## Aim of the exercise
Please output the records exactly as they appear, starting at the first line and stopping after the line that contains "judgement-text-3: 同比: [455, 648, 477, 661]".
-----
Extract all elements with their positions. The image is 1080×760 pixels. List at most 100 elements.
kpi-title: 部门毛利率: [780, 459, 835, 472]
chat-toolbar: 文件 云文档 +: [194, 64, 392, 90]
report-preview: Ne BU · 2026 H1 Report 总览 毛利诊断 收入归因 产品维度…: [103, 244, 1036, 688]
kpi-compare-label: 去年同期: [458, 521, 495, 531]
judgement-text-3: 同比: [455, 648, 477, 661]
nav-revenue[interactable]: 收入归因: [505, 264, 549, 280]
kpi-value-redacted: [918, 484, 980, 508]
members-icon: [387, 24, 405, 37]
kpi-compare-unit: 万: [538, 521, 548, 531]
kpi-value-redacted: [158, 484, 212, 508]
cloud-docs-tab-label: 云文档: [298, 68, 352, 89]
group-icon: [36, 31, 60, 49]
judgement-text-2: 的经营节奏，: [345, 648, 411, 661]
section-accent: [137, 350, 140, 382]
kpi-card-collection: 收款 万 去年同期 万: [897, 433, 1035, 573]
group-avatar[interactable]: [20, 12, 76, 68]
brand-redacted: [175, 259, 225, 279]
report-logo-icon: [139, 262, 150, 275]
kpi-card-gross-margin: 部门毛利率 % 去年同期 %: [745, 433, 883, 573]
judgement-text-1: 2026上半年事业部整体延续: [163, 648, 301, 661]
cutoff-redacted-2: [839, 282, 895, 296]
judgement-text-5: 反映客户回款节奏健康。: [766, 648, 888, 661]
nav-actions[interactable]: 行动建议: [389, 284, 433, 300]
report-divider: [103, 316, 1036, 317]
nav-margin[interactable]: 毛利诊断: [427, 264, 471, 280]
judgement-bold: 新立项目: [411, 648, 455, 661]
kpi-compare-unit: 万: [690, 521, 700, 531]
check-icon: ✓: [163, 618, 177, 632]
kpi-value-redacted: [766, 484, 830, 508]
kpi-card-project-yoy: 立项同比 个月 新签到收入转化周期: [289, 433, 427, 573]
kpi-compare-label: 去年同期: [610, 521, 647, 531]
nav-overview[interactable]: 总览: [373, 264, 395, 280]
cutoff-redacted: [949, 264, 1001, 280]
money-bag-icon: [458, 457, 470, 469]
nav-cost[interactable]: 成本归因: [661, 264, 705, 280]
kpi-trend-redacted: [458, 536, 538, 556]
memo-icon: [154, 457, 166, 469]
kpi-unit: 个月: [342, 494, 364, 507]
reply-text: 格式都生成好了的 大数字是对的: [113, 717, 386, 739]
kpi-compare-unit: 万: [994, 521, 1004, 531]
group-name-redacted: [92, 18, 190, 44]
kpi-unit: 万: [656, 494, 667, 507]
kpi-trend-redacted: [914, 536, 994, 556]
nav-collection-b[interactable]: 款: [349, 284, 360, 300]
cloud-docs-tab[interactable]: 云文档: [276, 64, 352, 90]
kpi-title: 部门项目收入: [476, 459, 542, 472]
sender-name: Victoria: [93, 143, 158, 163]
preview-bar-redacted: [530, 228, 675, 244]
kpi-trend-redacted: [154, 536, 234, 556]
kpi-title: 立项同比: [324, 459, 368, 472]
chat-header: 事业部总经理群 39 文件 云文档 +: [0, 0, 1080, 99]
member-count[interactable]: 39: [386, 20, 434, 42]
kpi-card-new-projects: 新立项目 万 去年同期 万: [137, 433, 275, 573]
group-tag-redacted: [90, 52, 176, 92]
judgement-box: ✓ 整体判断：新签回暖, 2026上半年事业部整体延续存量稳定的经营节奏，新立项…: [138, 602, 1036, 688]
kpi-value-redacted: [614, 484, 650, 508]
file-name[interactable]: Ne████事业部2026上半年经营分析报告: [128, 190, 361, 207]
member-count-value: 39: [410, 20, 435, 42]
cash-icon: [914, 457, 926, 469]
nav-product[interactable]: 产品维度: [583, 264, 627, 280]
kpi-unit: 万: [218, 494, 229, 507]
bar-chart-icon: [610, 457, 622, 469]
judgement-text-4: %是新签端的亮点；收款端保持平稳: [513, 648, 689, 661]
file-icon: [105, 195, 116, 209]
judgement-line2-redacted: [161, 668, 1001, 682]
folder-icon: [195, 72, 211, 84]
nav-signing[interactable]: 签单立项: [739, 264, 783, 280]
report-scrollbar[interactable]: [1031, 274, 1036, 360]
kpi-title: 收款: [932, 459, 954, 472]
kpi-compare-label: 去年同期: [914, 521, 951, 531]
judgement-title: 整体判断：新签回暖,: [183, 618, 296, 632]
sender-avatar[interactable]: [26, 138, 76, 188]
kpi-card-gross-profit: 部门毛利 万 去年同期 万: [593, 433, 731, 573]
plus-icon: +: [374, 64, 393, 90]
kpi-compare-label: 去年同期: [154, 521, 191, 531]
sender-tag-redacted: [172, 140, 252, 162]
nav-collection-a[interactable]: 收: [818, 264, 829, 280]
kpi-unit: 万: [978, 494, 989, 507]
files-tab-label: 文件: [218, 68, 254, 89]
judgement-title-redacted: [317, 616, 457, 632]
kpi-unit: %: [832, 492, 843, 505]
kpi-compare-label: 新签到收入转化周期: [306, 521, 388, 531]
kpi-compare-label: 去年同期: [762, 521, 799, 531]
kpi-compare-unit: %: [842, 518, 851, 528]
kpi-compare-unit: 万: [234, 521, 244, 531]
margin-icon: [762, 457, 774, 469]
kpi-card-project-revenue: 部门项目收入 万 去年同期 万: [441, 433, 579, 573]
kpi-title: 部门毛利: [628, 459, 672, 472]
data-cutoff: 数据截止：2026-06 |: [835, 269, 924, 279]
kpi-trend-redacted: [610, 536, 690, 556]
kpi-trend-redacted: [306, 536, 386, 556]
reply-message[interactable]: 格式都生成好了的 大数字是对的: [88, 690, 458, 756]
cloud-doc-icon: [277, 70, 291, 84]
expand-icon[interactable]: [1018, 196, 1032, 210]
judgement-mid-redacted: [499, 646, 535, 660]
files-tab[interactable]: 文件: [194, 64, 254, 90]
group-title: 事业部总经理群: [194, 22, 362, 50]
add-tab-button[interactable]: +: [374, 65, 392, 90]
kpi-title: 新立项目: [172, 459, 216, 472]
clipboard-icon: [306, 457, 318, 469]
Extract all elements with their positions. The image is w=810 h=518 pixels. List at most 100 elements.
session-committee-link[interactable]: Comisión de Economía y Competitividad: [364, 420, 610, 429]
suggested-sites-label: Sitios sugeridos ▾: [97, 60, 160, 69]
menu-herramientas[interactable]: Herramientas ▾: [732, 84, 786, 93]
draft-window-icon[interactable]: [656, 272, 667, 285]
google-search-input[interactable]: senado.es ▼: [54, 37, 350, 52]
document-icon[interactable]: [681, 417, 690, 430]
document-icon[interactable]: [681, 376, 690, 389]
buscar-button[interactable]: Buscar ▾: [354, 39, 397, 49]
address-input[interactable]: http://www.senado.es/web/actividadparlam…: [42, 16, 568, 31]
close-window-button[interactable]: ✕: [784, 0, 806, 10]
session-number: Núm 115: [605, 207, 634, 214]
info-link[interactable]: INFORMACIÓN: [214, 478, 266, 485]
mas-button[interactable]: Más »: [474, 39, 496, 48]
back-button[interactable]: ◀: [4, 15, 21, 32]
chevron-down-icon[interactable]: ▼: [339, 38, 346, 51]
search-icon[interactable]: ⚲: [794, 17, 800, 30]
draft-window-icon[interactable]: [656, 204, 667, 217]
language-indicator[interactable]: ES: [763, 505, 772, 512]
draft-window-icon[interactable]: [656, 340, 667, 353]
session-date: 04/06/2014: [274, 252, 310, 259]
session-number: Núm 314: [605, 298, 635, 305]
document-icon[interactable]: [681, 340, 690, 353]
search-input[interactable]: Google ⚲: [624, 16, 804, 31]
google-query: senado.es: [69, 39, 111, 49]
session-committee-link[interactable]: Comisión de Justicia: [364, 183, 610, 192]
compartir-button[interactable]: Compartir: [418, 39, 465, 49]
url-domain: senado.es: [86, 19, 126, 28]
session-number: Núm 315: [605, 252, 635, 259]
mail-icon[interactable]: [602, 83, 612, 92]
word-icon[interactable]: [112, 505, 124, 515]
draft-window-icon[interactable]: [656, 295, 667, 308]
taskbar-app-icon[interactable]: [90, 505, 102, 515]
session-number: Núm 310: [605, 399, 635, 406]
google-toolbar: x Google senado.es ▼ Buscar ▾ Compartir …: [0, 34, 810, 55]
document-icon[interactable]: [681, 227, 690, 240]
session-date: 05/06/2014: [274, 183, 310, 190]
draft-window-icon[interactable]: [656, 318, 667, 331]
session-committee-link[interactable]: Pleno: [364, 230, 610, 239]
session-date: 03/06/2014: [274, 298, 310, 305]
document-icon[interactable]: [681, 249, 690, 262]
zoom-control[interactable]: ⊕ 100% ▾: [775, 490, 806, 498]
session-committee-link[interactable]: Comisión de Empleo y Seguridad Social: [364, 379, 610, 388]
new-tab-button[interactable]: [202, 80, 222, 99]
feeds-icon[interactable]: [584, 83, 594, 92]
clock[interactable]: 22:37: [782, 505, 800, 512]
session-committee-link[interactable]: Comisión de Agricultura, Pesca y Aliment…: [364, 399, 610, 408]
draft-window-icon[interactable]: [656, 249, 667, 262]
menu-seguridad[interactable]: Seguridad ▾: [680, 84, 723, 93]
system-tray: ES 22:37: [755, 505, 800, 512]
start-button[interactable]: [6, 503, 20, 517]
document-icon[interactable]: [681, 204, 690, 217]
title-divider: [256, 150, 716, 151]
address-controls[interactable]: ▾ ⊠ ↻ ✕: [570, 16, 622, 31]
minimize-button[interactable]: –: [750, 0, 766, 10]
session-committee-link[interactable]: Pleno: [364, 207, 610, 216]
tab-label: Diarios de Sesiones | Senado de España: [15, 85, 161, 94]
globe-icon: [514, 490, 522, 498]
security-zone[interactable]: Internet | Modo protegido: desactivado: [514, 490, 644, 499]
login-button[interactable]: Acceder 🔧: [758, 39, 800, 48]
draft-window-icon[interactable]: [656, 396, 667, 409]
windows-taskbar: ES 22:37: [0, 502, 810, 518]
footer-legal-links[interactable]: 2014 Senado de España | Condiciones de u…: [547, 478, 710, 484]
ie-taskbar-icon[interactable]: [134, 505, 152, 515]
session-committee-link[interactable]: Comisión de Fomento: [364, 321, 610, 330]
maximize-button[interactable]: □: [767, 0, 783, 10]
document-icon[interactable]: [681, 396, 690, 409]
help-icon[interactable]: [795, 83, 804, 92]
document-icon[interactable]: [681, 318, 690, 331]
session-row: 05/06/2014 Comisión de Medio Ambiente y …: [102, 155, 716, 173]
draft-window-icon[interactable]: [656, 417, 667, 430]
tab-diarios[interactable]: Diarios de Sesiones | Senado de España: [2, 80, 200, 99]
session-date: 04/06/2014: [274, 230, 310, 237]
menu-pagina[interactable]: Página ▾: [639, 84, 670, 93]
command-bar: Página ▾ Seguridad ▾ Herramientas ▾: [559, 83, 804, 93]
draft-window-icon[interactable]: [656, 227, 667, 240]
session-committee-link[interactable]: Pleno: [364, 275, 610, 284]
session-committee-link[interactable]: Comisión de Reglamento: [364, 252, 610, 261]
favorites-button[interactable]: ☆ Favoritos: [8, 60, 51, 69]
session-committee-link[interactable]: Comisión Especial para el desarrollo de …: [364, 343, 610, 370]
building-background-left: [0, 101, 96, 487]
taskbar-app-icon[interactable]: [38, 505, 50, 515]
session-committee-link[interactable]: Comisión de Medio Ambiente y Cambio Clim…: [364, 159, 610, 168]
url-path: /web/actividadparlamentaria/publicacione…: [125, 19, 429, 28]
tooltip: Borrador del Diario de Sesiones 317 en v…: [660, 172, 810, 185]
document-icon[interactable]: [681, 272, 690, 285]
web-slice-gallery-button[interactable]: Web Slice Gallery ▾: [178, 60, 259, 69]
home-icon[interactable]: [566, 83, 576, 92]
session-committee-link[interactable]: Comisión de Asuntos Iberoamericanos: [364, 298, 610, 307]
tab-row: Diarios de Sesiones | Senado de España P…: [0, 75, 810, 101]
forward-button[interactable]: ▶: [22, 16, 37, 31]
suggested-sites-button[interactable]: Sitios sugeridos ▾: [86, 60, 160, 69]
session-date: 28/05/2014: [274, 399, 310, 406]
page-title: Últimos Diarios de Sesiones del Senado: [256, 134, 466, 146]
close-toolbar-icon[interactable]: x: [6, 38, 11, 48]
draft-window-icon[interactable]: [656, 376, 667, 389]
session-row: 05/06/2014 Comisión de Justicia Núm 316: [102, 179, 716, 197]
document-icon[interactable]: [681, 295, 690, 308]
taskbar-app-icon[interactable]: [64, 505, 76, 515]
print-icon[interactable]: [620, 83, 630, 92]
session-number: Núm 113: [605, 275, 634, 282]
-----
## Correct result
Extract all elements with their positions. The image is 1080×760 pixels. List at most 100 elements.
kpi-title: 部门毛利率: [780, 459, 835, 472]
chat-toolbar: 文件 云文档 +: [194, 64, 392, 90]
report-preview: Ne BU · 2026 H1 Report 总览 毛利诊断 收入归因 产品维度…: [103, 244, 1036, 688]
kpi-compare-label: 去年同期: [458, 521, 495, 531]
judgement-text-3: 同比: [455, 648, 477, 661]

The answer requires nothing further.